• _WORK INSTRUCTIONS_
Filter this material down to the lines that hold "name", copying each one.

• _Dataset rows about figures_
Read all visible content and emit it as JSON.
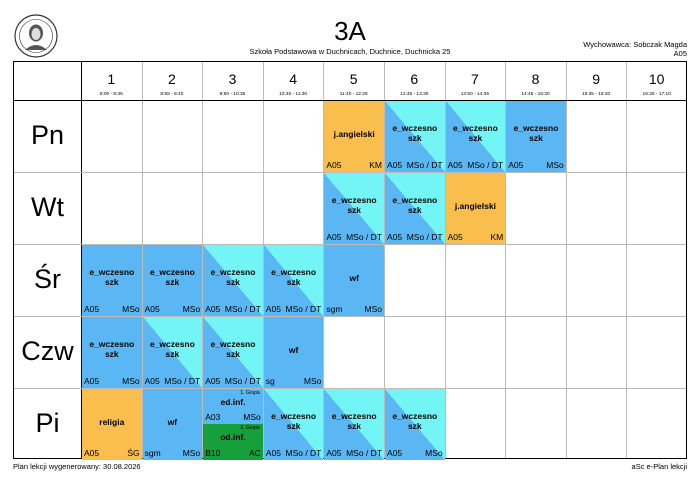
{
  "header": {
    "title": "3A",
    "school": "Szkoła Podstawowa w Duchnicach, Duchnice, Duchnicka 25",
    "teacher": "Wychowawca: Sobczak Magda",
    "room": "A05"
  },
  "periods": [
    {
      "num": "1",
      "time": "8:00 - 8:45"
    },
    {
      "num": "2",
      "time": "8:55 - 9:40"
    },
    {
      "num": "3",
      "time": "9:50 - 10:35"
    },
    {
      "num": "4",
      "time": "10:45 - 11:30"
    },
    {
      "num": "5",
      "time": "11:40 - 12:25"
    },
    {
      "num": "6",
      "time": "12:45 - 13:30"
    },
    {
      "num": "7",
      "time": "13:50 - 14:35"
    },
    {
      "num": "8",
      "time": "14:45 - 15:30"
    },
    {
      "num": "9",
      "time": "15:35 - 16:20"
    },
    {
      "num": "10",
      "time": "16:25 - 17:10"
    }
  ],
  "days": [
    "Pn",
    "Wt",
    "Śr",
    "Czw",
    "Pi"
  ],
  "lessons": [
    {
      "day": 0,
      "period": 4,
      "subject": "j.angielski",
      "room": "A05",
      "teacher": "KM",
      "color": "orange"
    },
    {
      "day": 0,
      "period": 5,
      "subject": "e_wczesno\nszk",
      "room": "A05",
      "teacher": "MSo / DT",
      "color": "split"
    },
    {
      "day": 0,
      "period": 6,
      "subject": "e_wczesno\nszk",
      "room": "A05",
      "teacher": "MSo / DT",
      "color": "split"
    },
    {
      "day": 0,
      "period": 7,
      "subject": "e_wczesno\nszk",
      "room": "A05",
      "teacher": "MSo",
      "color": "blue"
    },
    {
      "day": 1,
      "period": 4,
      "subject": "e_wczesno\nszk",
      "room": "A05",
      "teacher": "MSo / DT",
      "color": "split"
    },
    {
      "day": 1,
      "period": 5,
      "subject": "e_wczesno\nszk",
      "room": "A05",
      "teacher": "MSo / DT",
      "color": "split"
    },
    {
      "day": 1,
      "period": 6,
      "subject": "j.angielski",
      "room": "A05",
      "teacher": "KM",
      "color": "orange"
    },
    {
      "day": 2,
      "period": 0,
      "subject": "e_wczesno\nszk",
      "room": "A05",
      "teacher": "MSo",
      "color": "blue"
    },
    {
      "day": 2,
      "period": 1,
      "subject": "e_wczesno\nszk",
      "room": "A05",
      "teacher": "MSo",
      "color": "blue"
    },
    {
      "day": 2,
      "period": 2,
      "subject": "e_wczesno\nszk",
      "room": "A05",
      "teacher": "MSo / DT",
      "color": "split"
    },
    {
      "day": 2,
      "period": 3,
      "subject": "e_wczesno\nszk",
      "room": "A05",
      "teacher": "MSo / DT",
      "color": "split"
    },
    {
      "day": 2,
      "period": 4,
      "subject": "wf",
      "room": "sgm",
      "teacher": "MSo",
      "color": "blue"
    },
    {
      "day": 3,
      "period": 0,
      "subject": "e_wczesno\nszk",
      "room": "A05",
      "teacher": "MSo",
      "color": "blue"
    },
    {
      "day": 3,
      "period": 1,
      "subject": "e_wczesno\nszk",
      "room": "A05",
      "teacher": "MSo / DT",
      "color": "split"
    },
    {
      "day": 3,
      "period": 2,
      "subject": "e_wczesno\nszk",
      "room": "A05",
      "teacher": "MSo / DT",
      "color": "split"
    },
    {
      "day": 3,
      "period": 3,
      "subject": "wf",
      "room": "sg",
      "teacher": "MSo",
      "color": "blue"
    },
    {
      "day": 4,
      "period": 0,
      "subject": "religia",
      "room": "A05",
      "teacher": "ŚG",
      "color": "orange"
    },
    {
      "day": 4,
      "period": 1,
      "subject": "wf",
      "room": "sgm",
      "teacher": "MSo",
      "color": "blue"
    },
    {
      "day": 4,
      "period": 2,
      "subject": "ed.inf.",
      "room": "A03",
      "teacher": "MSo",
      "color": "blue",
      "half": "top",
      "group": "1. Grupa"
    },
    {
      "day": 4,
      "period": 2,
      "subject": "od.inf.",
      "room": "B10",
      "teacher": "AC",
      "color": "green",
      "half": "bottom",
      "group": "2. Grupa"
    },
    {
      "day": 4,
      "period": 3,
      "subject": "e_wczesno\nszk",
      "room": "A05",
      "teacher": "MSo / DT",
      "color": "split"
    },
    {
      "day": 4,
      "period": 4,
      "subject": "e_wczesno\nszk",
      "room": "A05",
      "teacher": "MSo / DT",
      "color": "split"
    },
    {
      "day": 4,
      "period": 5,
      "subject": "e_wczesno\nszk",
      "room": "A05",
      "teacher": "MSo",
      "color": "split"
    }
  ],
  "footer": {
    "generated": "Plan lekcji wygenerowany: 30.08.2026",
    "software": "aSc e-Plan lekcji"
  }
}
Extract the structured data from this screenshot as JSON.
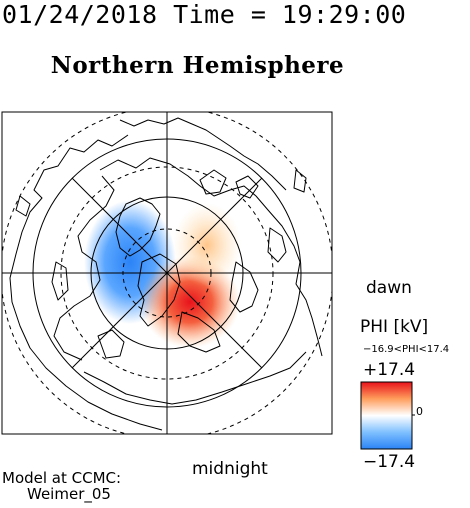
{
  "header": {
    "date_time": "01/24/2018 Time = 19:29:00"
  },
  "title": "Northern Hemisphere",
  "labels": {
    "dawn": "dawn",
    "midnight": "midnight"
  },
  "model": {
    "line1": "Model at CCMC:",
    "line2": "Weimer_05"
  },
  "colorbar": {
    "label": "PHI [kV]",
    "range_text": "−16.9<PHI<17.4",
    "max_label": "+17.4",
    "min_label": "−17.4",
    "zero_label": "0",
    "colors": [
      "#2b83f6",
      "#7fc0ff",
      "#ffffff",
      "#ff9d5c",
      "#e8121b"
    ]
  },
  "chart_data": {
    "type": "heatmap",
    "title": "Northern Hemisphere",
    "quantity": "PHI [kV]",
    "phi_min": -16.9,
    "phi_max": 17.4,
    "colorbar_range": [
      -17.4,
      17.4
    ],
    "cells": [
      {
        "name": "negative potential cell",
        "peak_kv": -16.9,
        "mlt_sector": "dusk",
        "color": "blue"
      },
      {
        "name": "positive potential cell",
        "peak_kv": 17.4,
        "mlt_sector": "dawn-midnight",
        "color": "red"
      }
    ],
    "orientation": {
      "right": "dawn",
      "bottom": "midnight"
    }
  }
}
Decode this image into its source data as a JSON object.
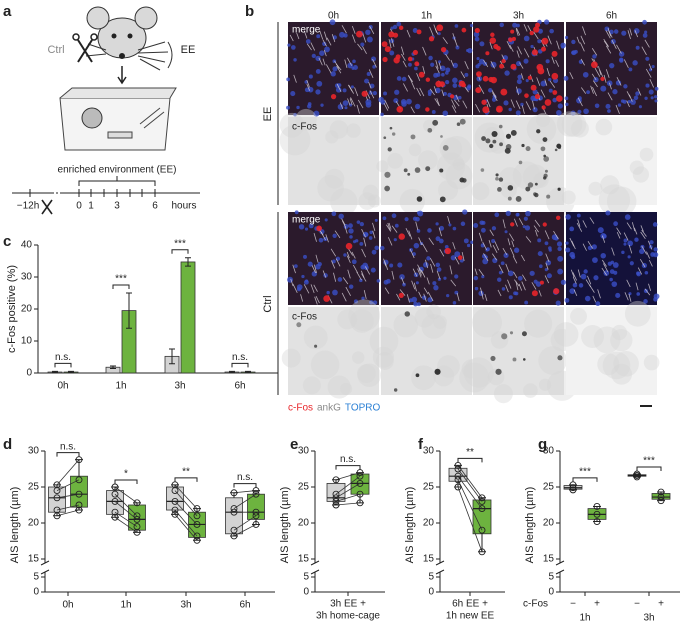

• _RESULT OF THIS EXERCISE_
        "name": "negative potential cell",
        "name": "positive potential cell",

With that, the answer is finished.